Raw records:
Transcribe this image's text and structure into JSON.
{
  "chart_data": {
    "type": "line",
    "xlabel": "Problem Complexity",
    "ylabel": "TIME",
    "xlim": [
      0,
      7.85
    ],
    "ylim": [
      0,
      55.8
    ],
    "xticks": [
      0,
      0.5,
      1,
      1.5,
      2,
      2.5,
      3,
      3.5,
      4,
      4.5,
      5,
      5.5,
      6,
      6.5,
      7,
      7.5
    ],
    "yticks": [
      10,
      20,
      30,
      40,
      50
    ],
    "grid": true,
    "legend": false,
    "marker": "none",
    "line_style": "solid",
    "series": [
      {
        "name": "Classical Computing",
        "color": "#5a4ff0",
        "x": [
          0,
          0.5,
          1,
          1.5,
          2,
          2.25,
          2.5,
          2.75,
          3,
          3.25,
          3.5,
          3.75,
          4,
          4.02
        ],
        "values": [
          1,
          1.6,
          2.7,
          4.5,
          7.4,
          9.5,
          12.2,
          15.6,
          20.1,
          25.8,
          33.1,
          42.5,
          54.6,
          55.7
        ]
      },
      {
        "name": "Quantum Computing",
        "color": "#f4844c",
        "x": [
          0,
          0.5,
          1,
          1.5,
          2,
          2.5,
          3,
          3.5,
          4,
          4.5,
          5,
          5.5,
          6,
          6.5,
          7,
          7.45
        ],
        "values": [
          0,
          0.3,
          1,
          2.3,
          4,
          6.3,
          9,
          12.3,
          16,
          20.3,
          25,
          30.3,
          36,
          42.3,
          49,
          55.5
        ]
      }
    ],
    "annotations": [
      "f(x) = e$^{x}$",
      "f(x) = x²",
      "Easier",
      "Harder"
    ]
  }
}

Task prompt: Produce an exact copy of all the records.

Completed task:
Transcribe this image's text and structure into JSON.
{
  "chart_data": {
    "type": "line",
    "xlabel": "Problem Complexity",
    "ylabel": "TIME",
    "xlim": [
      0,
      7.85
    ],
    "ylim": [
      0,
      55.8
    ],
    "xticks": [
      0,
      0.5,
      1,
      1.5,
      2,
      2.5,
      3,
      3.5,
      4,
      4.5,
      5,
      5.5,
      6,
      6.5,
      7,
      7.5
    ],
    "yticks": [
      10,
      20,
      30,
      40,
      50
    ],
    "grid": true,
    "legend": false,
    "marker": "none",
    "line_style": "solid",
    "series": [
      {
        "name": "Classical Computing",
        "color": "#5a4ff0",
        "x": [
          0,
          0.5,
          1,
          1.5,
          2,
          2.25,
          2.5,
          2.75,
          3,
          3.25,
          3.5,
          3.75,
          4,
          4.02
        ],
        "values": [
          1,
          1.6,
          2.7,
          4.5,
          7.4,
          9.5,
          12.2,
          15.6,
          20.1,
          25.8,
          33.1,
          42.5,
          54.6,
          55.7
        ]
      },
      {
        "name": "Quantum Computing",
        "color": "#f4844c",
        "x": [
          0,
          0.5,
          1,
          1.5,
          2,
          2.5,
          3,
          3.5,
          4,
          4.5,
          5,
          5.5,
          6,
          6.5,
          7,
          7.45
        ],
        "values": [
          0,
          0.3,
          1,
          2.3,
          4,
          6.3,
          9,
          12.3,
          16,
          20.3,
          25,
          30.3,
          36,
          42.3,
          49,
          55.5
        ]
      }
    ],
    "annotations": [
      "f(x) = e$^{x}$",
      "f(x) = x²",
      "Easier",
      "Harder"
    ]
  }
}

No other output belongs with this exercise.